Set the data down again, exactly as it reads, but without the pictures.

§ **Dataset rows**
____

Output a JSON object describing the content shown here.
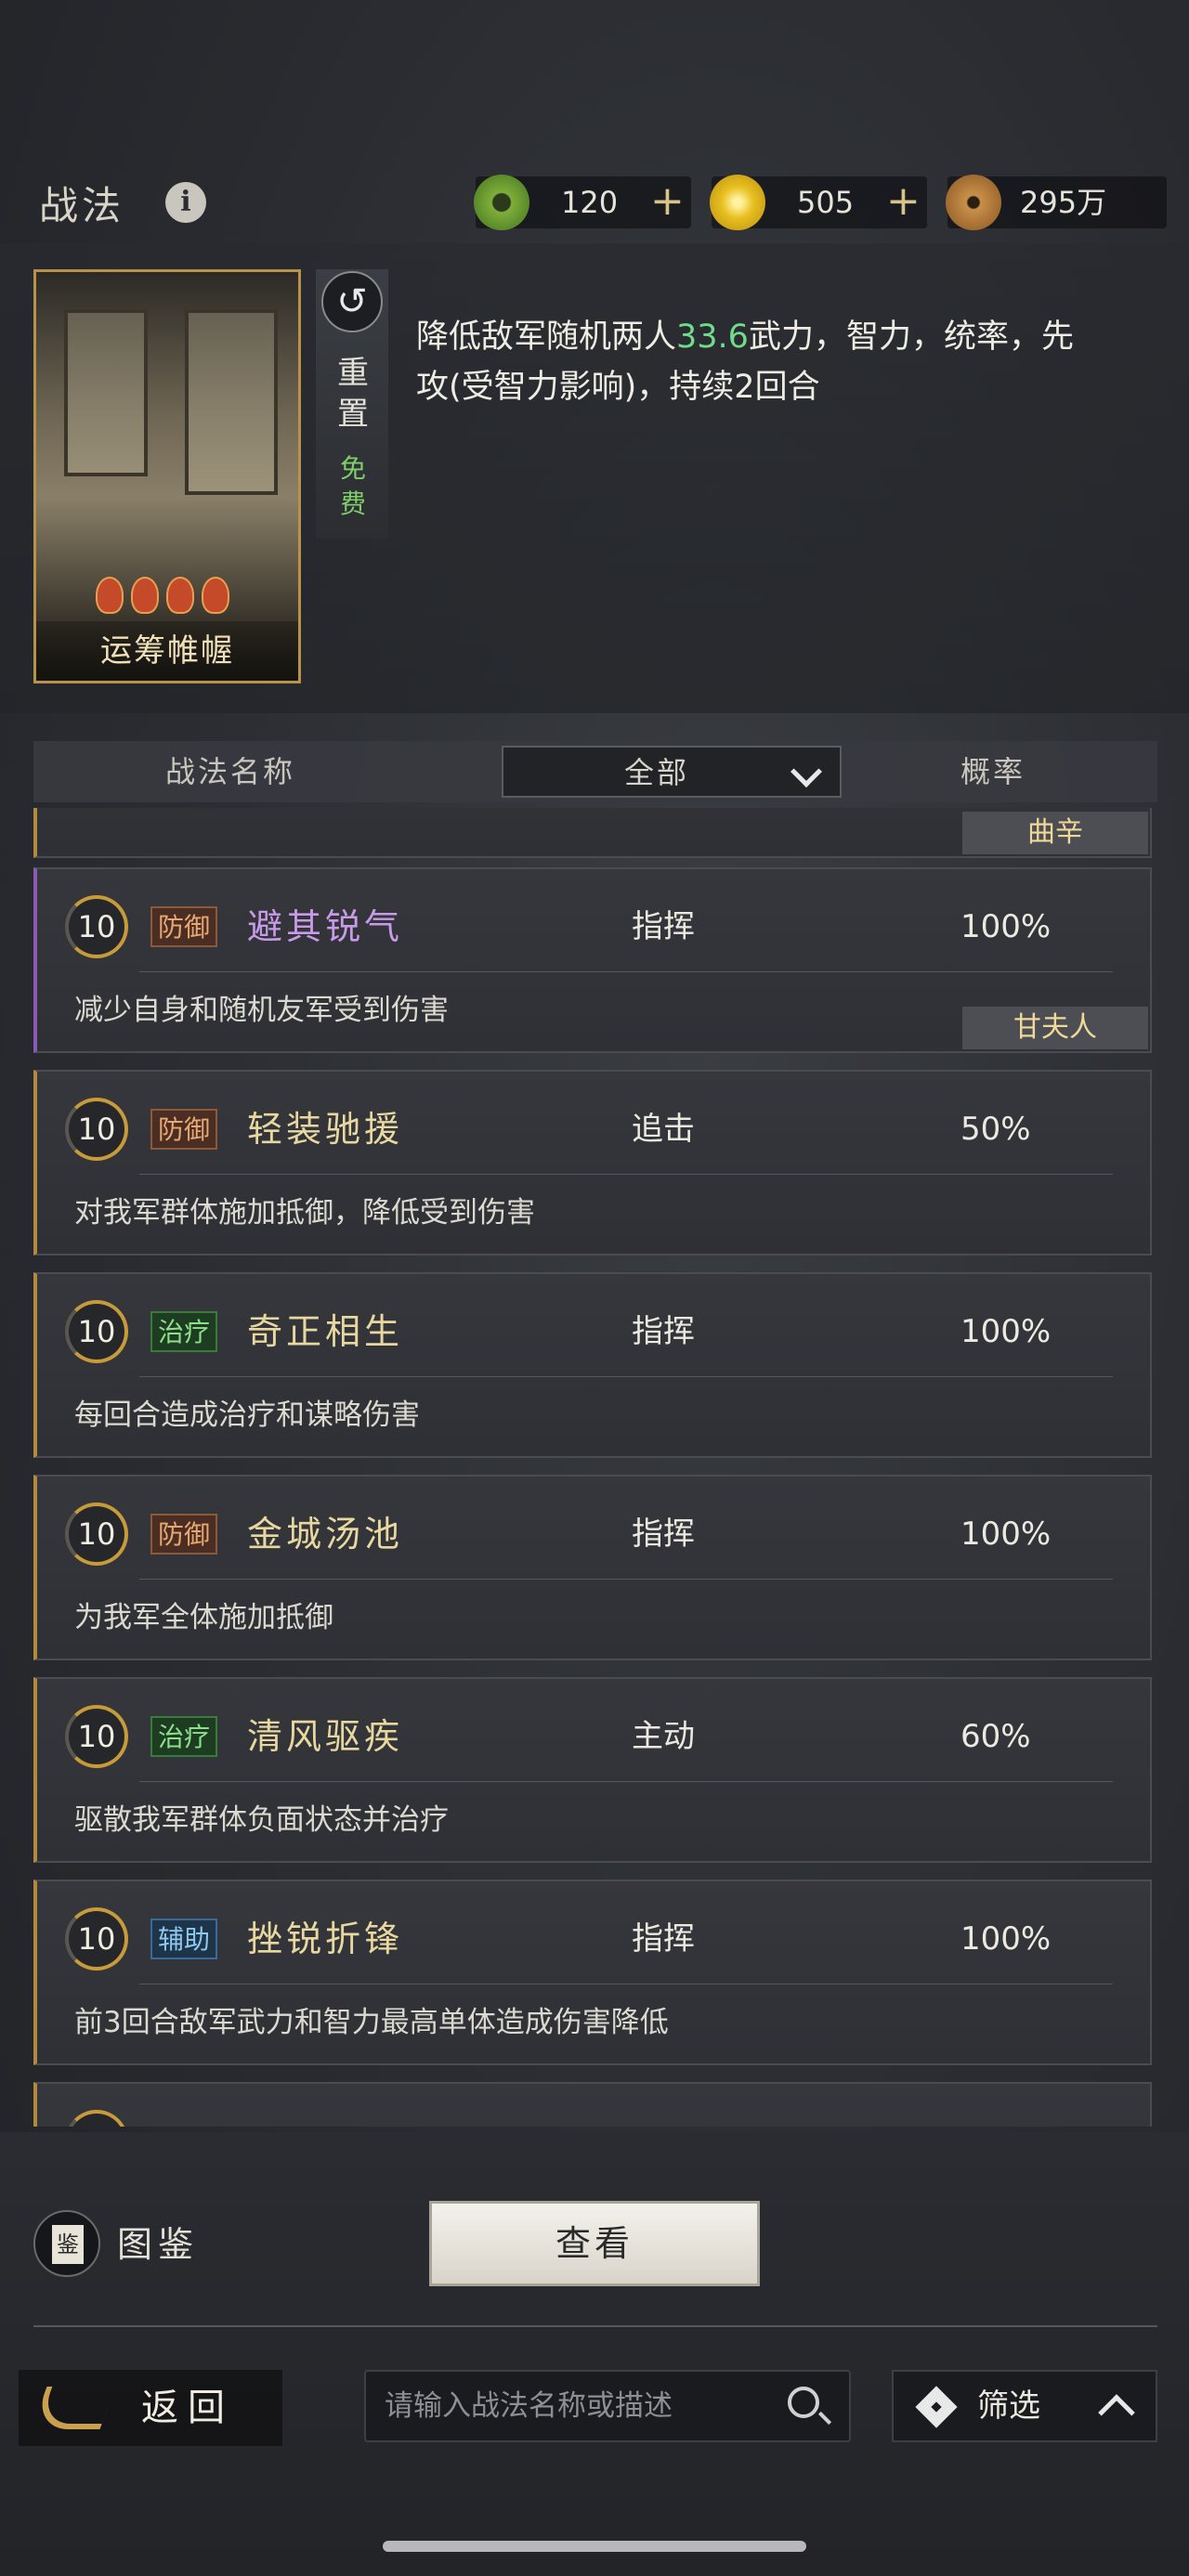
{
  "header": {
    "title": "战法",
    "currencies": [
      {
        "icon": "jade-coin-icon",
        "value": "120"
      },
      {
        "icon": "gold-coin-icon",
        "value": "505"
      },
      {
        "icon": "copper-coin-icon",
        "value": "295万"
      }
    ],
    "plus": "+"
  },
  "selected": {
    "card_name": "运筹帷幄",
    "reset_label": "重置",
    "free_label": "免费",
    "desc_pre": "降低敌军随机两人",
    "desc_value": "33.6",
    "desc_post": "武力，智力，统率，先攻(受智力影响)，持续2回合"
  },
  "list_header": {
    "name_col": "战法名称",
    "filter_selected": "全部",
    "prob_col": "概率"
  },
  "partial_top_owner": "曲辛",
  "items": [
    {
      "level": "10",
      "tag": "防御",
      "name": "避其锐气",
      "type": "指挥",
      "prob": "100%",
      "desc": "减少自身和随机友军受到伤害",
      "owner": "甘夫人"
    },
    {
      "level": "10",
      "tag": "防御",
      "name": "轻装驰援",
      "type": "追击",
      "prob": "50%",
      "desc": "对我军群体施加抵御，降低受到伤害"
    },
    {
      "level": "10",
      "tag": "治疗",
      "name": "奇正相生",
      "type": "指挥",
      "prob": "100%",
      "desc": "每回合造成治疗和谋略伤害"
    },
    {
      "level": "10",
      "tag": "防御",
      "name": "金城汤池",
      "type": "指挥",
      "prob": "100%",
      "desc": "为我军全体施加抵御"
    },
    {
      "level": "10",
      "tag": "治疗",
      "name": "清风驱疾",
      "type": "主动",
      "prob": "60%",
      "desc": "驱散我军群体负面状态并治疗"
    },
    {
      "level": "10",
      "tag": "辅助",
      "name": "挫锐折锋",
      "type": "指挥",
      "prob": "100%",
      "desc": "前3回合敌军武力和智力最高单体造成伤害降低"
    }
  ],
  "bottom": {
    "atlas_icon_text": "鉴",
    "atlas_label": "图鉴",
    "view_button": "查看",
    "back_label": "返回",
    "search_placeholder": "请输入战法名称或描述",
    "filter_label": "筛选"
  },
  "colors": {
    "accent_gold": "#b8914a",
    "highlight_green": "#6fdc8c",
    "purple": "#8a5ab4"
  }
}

____

§ **Full response**
Output a JSON object describing the content shown here.
{
  "header": {
    "title": "战法",
    "currencies": [
      {
        "icon": "jade-coin-icon",
        "value": "120"
      },
      {
        "icon": "gold-coin-icon",
        "value": "505"
      },
      {
        "icon": "copper-coin-icon",
        "value": "295万"
      }
    ],
    "plus": "+"
  },
  "selected": {
    "card_name": "运筹帷幄",
    "reset_label": "重置",
    "free_label": "免费",
    "desc_pre": "降低敌军随机两人",
    "desc_value": "33.6",
    "desc_post": "武力，智力，统率，先攻(受智力影响)，持续2回合"
  },
  "list_header": {
    "name_col": "战法名称",
    "filter_selected": "全部",
    "prob_col": "概率"
  },
  "partial_top_owner": "曲辛",
  "items": [
    {
      "level": "10",
      "tag": "防御",
      "name": "避其锐气",
      "type": "指挥",
      "prob": "100%",
      "desc": "减少自身和随机友军受到伤害",
      "owner": "甘夫人"
    },
    {
      "level": "10",
      "tag": "防御",
      "name": "轻装驰援",
      "type": "追击",
      "prob": "50%",
      "desc": "对我军群体施加抵御，降低受到伤害"
    },
    {
      "level": "10",
      "tag": "治疗",
      "name": "奇正相生",
      "type": "指挥",
      "prob": "100%",
      "desc": "每回合造成治疗和谋略伤害"
    },
    {
      "level": "10",
      "tag": "防御",
      "name": "金城汤池",
      "type": "指挥",
      "prob": "100%",
      "desc": "为我军全体施加抵御"
    },
    {
      "level": "10",
      "tag": "治疗",
      "name": "清风驱疾",
      "type": "主动",
      "prob": "60%",
      "desc": "驱散我军群体负面状态并治疗"
    },
    {
      "level": "10",
      "tag": "辅助",
      "name": "挫锐折锋",
      "type": "指挥",
      "prob": "100%",
      "desc": "前3回合敌军武力和智力最高单体造成伤害降低"
    }
  ],
  "bottom": {
    "atlas_icon_text": "鉴",
    "atlas_label": "图鉴",
    "view_button": "查看",
    "back_label": "返回",
    "search_placeholder": "请输入战法名称或描述",
    "filter_label": "筛选"
  },
  "colors": {
    "accent_gold": "#b8914a",
    "highlight_green": "#6fdc8c",
    "purple": "#8a5ab4"
  }
}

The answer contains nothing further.